[BEGIN RECORDS TO USE]

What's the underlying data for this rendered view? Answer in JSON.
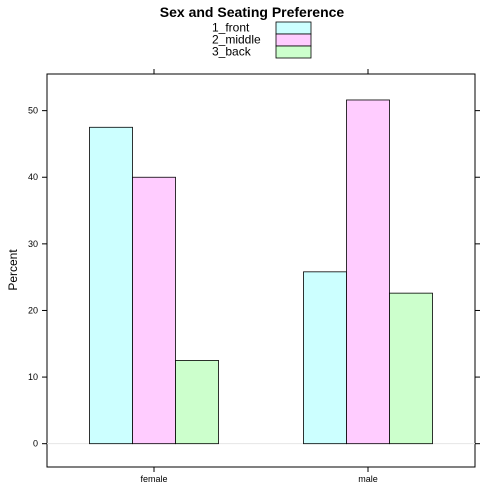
{
  "chart_data": {
    "type": "bar",
    "title": "Sex and Seating Preference",
    "xlabel": "",
    "ylabel": "Percent",
    "categories": [
      "female",
      "male"
    ],
    "series": [
      {
        "name": "1_front",
        "values": [
          47.5,
          25.8
        ],
        "color": "#ccffff"
      },
      {
        "name": "2_middle",
        "values": [
          40.0,
          51.6
        ],
        "color": "#ffccff"
      },
      {
        "name": "3_back",
        "values": [
          12.5,
          22.6
        ],
        "color": "#ccffcc"
      }
    ],
    "ylim": [
      -3.5,
      55.5
    ],
    "yticks": [
      "0",
      "10",
      "20",
      "30",
      "40",
      "50"
    ],
    "legend_position": "top-center",
    "reference_line": 0
  }
}
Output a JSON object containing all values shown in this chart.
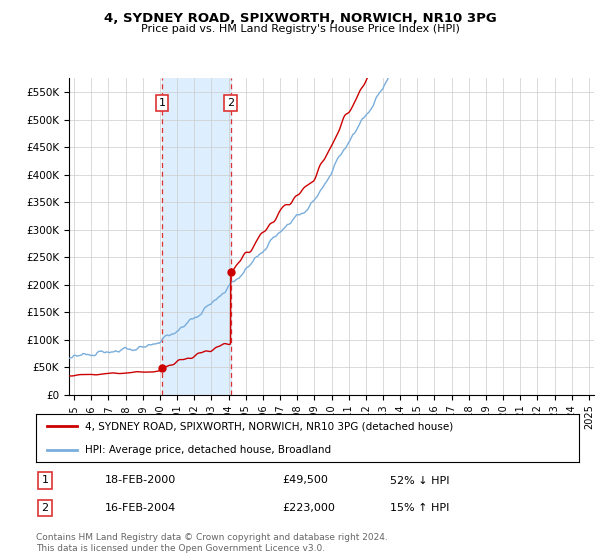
{
  "title": "4, SYDNEY ROAD, SPIXWORTH, NORWICH, NR10 3PG",
  "subtitle": "Price paid vs. HM Land Registry's House Price Index (HPI)",
  "ylabel_ticks": [
    "£0",
    "£50K",
    "£100K",
    "£150K",
    "£200K",
    "£250K",
    "£300K",
    "£350K",
    "£400K",
    "£450K",
    "£500K",
    "£550K"
  ],
  "ytick_values": [
    0,
    50000,
    100000,
    150000,
    200000,
    250000,
    300000,
    350000,
    400000,
    450000,
    500000,
    550000
  ],
  "ylim": [
    0,
    575000
  ],
  "xlim_start": 1994.7,
  "xlim_end": 2025.3,
  "sale1_date": 2000.12,
  "sale1_price": 49500,
  "sale2_date": 2004.12,
  "sale2_price": 223000,
  "sale1_text": "18-FEB-2000",
  "sale1_amount": "£49,500",
  "sale1_hpi": "52% ↓ HPI",
  "sale2_text": "16-FEB-2004",
  "sale2_amount": "£223,000",
  "sale2_hpi": "15% ↑ HPI",
  "property_label": "4, SYDNEY ROAD, SPIXWORTH, NORWICH, NR10 3PG (detached house)",
  "hpi_label": "HPI: Average price, detached house, Broadland",
  "property_color": "#cc0000",
  "hpi_color": "#7aaedb",
  "vline_color": "#dd3333",
  "shade_color": "#ddeeff",
  "footer": "Contains HM Land Registry data © Crown copyright and database right 2024.\nThis data is licensed under the Open Government Licence v3.0.",
  "xtick_years": [
    1995,
    1996,
    1997,
    1998,
    1999,
    2000,
    2001,
    2002,
    2003,
    2004,
    2005,
    2006,
    2007,
    2008,
    2009,
    2010,
    2011,
    2012,
    2013,
    2014,
    2015,
    2016,
    2017,
    2018,
    2019,
    2020,
    2021,
    2022,
    2023,
    2024,
    2025
  ],
  "bg_color": "#ffffff",
  "grid_color": "#cccccc"
}
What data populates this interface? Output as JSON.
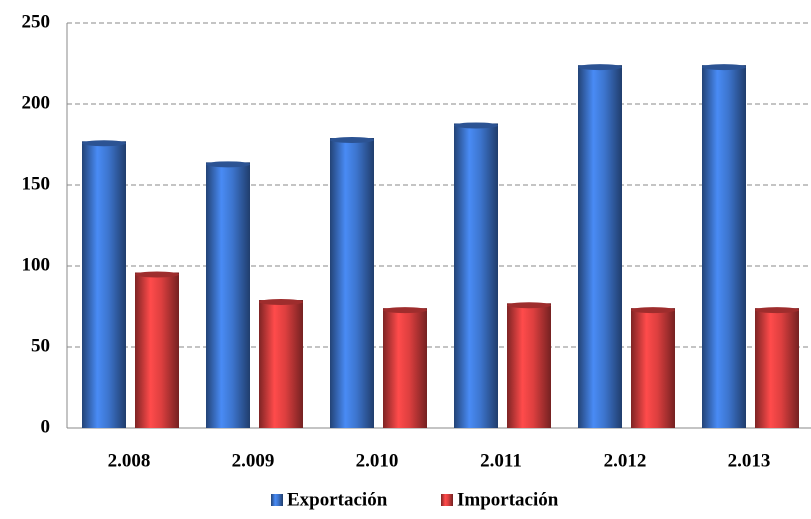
{
  "chart_data": {
    "type": "bar",
    "categories": [
      "2.008",
      "2.009",
      "2.010",
      "2.011",
      "2.012",
      "2.013"
    ],
    "series": [
      {
        "name": "Exportación",
        "color": "#3a6fc4",
        "values": [
          177,
          164,
          179,
          188,
          224,
          224
        ]
      },
      {
        "name": "Importación",
        "color": "#d23c3c",
        "values": [
          96,
          79,
          74,
          77,
          74,
          74
        ]
      }
    ],
    "ylim": [
      0,
      250
    ],
    "yticks": [
      0,
      50,
      100,
      150,
      200,
      250
    ],
    "grid": true,
    "legend": "bottom"
  }
}
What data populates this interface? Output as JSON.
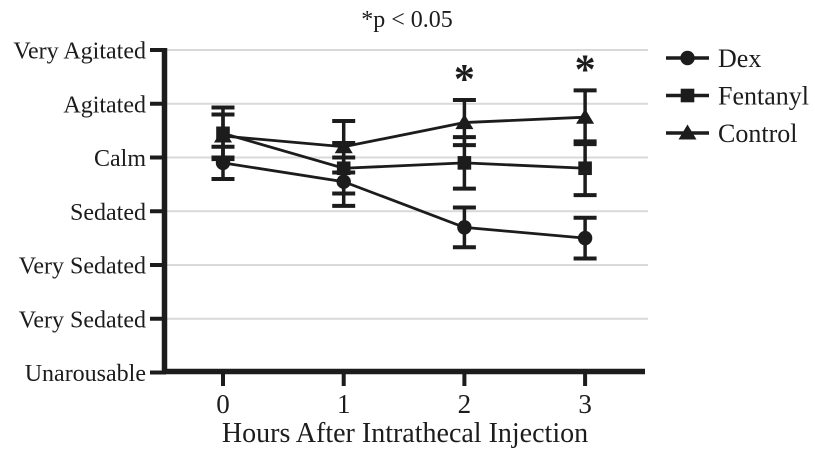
{
  "chart_data": {
    "type": "line",
    "title": "*p < 0.05",
    "xlabel": "Hours After Intrathecal Injection",
    "ylabel": "",
    "x": [
      0,
      1,
      2,
      3
    ],
    "x_tick_labels": [
      "0",
      "1",
      "2",
      "3"
    ],
    "y_categories": [
      {
        "value": 7,
        "label": "Very Agitated"
      },
      {
        "value": 6,
        "label": "Agitated"
      },
      {
        "value": 5,
        "label": "Calm"
      },
      {
        "value": 4,
        "label": "Sedated"
      },
      {
        "value": 3,
        "label": "Very Sedated"
      },
      {
        "value": 2,
        "label": "Very Sedated"
      },
      {
        "value": 1,
        "label": "Unarousable"
      }
    ],
    "ylim": [
      1,
      7
    ],
    "grid": true,
    "series": [
      {
        "name": "Control",
        "marker": "triangle",
        "values": [
          5.4,
          5.2,
          5.65,
          5.75
        ],
        "errors": [
          0.4,
          0.48,
          0.42,
          0.5
        ]
      },
      {
        "name": "Fentanyl",
        "marker": "square",
        "values": [
          5.45,
          4.8,
          4.9,
          4.8
        ],
        "errors": [
          0.48,
          0.47,
          0.48,
          0.5
        ]
      },
      {
        "name": "Dex",
        "marker": "circle",
        "values": [
          4.9,
          4.55,
          3.7,
          3.5
        ],
        "errors": [
          0.3,
          0.45,
          0.37,
          0.38
        ]
      }
    ],
    "legend": {
      "position": "right",
      "entries": [
        {
          "label": "Dex",
          "marker": "circle"
        },
        {
          "label": "Fentanyl",
          "marker": "square"
        },
        {
          "label": "Control",
          "marker": "triangle"
        }
      ]
    },
    "annotations": [
      {
        "type": "significance",
        "symbol": "*",
        "x": 2,
        "series": "Control"
      },
      {
        "type": "significance",
        "symbol": "*",
        "x": 3,
        "series": "Control"
      }
    ],
    "colors": {
      "ink": "#1c1c1c",
      "grid": "#d9d9d9",
      "background": "#ffffff"
    }
  }
}
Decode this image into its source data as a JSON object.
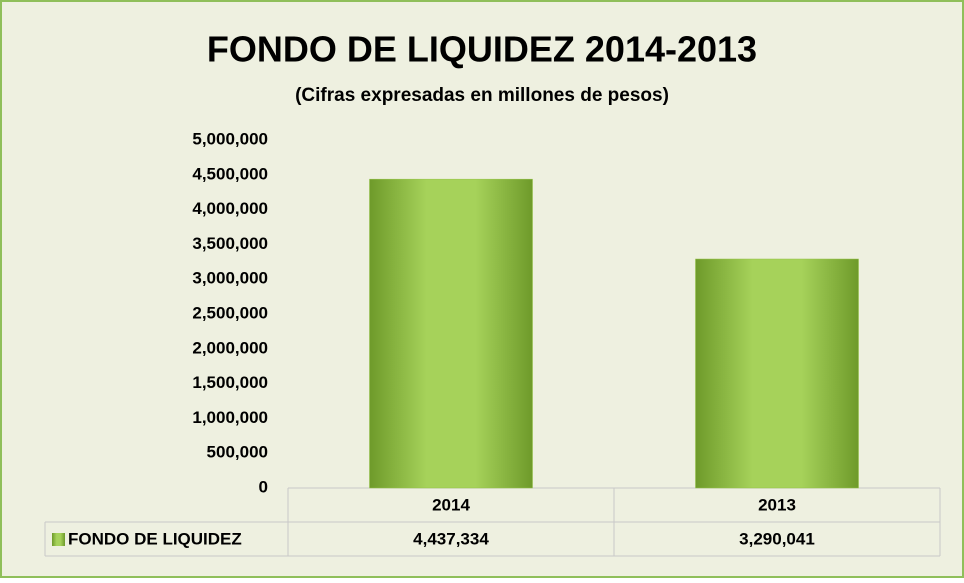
{
  "chart_data": {
    "type": "bar",
    "title": "FONDO DE LIQUIDEZ 2014-2013",
    "subtitle": "(Cifras expresadas en millones de pesos)",
    "categories": [
      "2014",
      "2013"
    ],
    "series": [
      {
        "name": "FONDO DE LIQUIDEZ",
        "color": "#92c144",
        "values": [
          4437334,
          3290041
        ],
        "value_labels": [
          "4,437,334",
          "3,290,041"
        ]
      }
    ],
    "ylim": [
      0,
      5000000
    ],
    "yticks": [
      0,
      {
        "value": 500000,
        "label": "500,000"
      },
      {
        "value": 1000000,
        "label": "1,000,000"
      },
      {
        "value": 1500000,
        "label": "1,500,000"
      },
      {
        "value": 2000000,
        "label": "2,000,000"
      },
      {
        "value": 2500000,
        "label": "2,500,000"
      },
      {
        "value": 3000000,
        "label": "3,000,000"
      },
      {
        "value": 3500000,
        "label": "3,500,000"
      },
      {
        "value": 4000000,
        "label": "4,000,000"
      },
      {
        "value": 4500000,
        "label": "4,500,000"
      },
      {
        "value": 5000000,
        "label": "5,000,000"
      }
    ],
    "grid": false
  }
}
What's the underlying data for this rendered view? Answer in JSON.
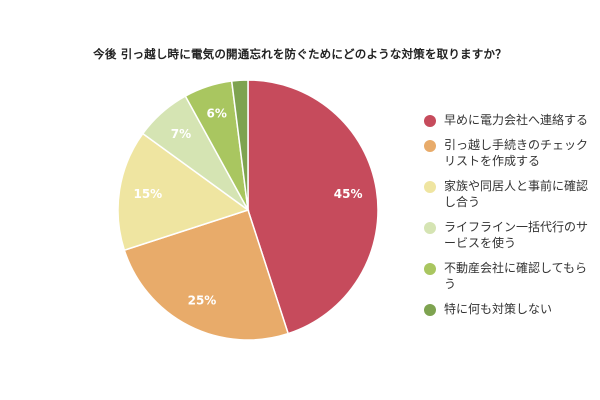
{
  "chart_data": {
    "type": "pie",
    "title": "今後 引っ越し時に電気の開通忘れを防ぐためにどのような対策を取りますか？",
    "slices": [
      {
        "label": "早めに電力会社へ連絡する",
        "legend_text": "早めに電力会社へ連絡する",
        "value": 45,
        "value_label": "45%",
        "color": "#c64b5c"
      },
      {
        "label": "引っ越し手続きのチェックリストを作成する",
        "legend_text": "引っ越し手続きのチェック\nリストを作成する",
        "value": 25,
        "value_label": "25%",
        "color": "#e8ab6a"
      },
      {
        "label": "家族や同居人と事前に確認し合う",
        "legend_text": "家族や同居人と事前に確認\nし合う",
        "value": 15,
        "value_label": "15%",
        "color": "#efe5a1"
      },
      {
        "label": "ライフライン一括代行のサービスを使う",
        "legend_text": "ライフライン一括代行のサ\nービスを使う",
        "value": 7,
        "value_label": "7%",
        "color": "#d5e4b3"
      },
      {
        "label": "不動産会社に確認してもらう",
        "legend_text": "不動産会社に確認してもら\nう",
        "value": 6,
        "value_label": "6%",
        "color": "#a9c660"
      },
      {
        "label": "特に何も対策しない",
        "legend_text": "特に何も対策しない",
        "value": 2,
        "value_label": "",
        "color": "#7ea350"
      }
    ],
    "legend_position": "right"
  }
}
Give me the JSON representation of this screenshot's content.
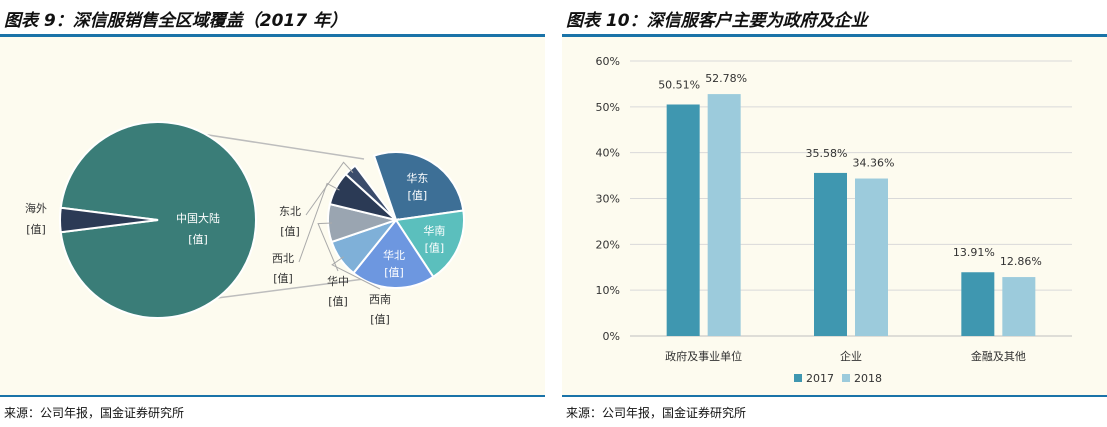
{
  "charts": [
    {
      "title": "图表 9：深信服销售全区域覆盖（2017 年）",
      "source": "来源：公司年报，国金证券研究所",
      "chart_data": {
        "type": "pie",
        "main_pie": [
          {
            "label": "中国大陆",
            "value_text": "[值]",
            "value": 0.96,
            "color": "#3a7d78"
          },
          {
            "label": "海外",
            "value_text": "[值]",
            "value": 0.04,
            "color": "#2b3a55"
          }
        ],
        "sub_pie": [
          {
            "label": "华东",
            "value_text": "[值]",
            "value": 0.28,
            "color": "#3d6f96"
          },
          {
            "label": "华南",
            "value_text": "[值]",
            "value": 0.18,
            "color": "#5bbfbd"
          },
          {
            "label": "华北",
            "value_text": "[值]",
            "value": 0.2,
            "color": "#6d97e0"
          },
          {
            "label": "西南",
            "value_text": "[值]",
            "value": 0.09,
            "color": "#7fb0d8"
          },
          {
            "label": "华中",
            "value_text": "[值]",
            "value": 0.09,
            "color": "#9aa5b1"
          },
          {
            "label": "西北",
            "value_text": "[值]",
            "value": 0.08,
            "color": "#2b3a55"
          },
          {
            "label": "东北",
            "value_text": "[值]",
            "value": 0.03,
            "color": "#3b4c6b"
          }
        ]
      }
    },
    {
      "title": "图表 10：深信服客户主要为政府及企业",
      "source": "来源：公司年报，国金证券研究所",
      "chart_data": {
        "type": "bar",
        "categories": [
          "政府及事业单位",
          "企业",
          "金融及其他"
        ],
        "series": [
          {
            "name": "2017",
            "values": [
              50.51,
              35.58,
              13.91
            ],
            "labels": [
              "50.51%",
              "35.58%",
              "13.91%"
            ],
            "color": "#3f97b0"
          },
          {
            "name": "2018",
            "values": [
              52.78,
              34.36,
              12.86
            ],
            "labels": [
              "52.78%",
              "34.36%",
              "12.86%"
            ],
            "color": "#9ccbdc"
          }
        ],
        "ylim": [
          0,
          60
        ],
        "yticks": [
          "0%",
          "10%",
          "20%",
          "30%",
          "40%",
          "50%",
          "60%"
        ],
        "grid": true,
        "legend": "bottom"
      }
    }
  ]
}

[END RECORDS TO USE]

§ **STATED EXERCISE**: Pick out the lines containing the string "Registry" and show them.

§ **RESULT FOR THIS TASK**:
  "subtitle": "Price paid vs. HM Land Registry's House Price Index (HPI)",
  "footer": "Contains HM Land Registry data © Crown copyright and database right 2024.\nThis data is licensed under the Open Government Licence v3.0.",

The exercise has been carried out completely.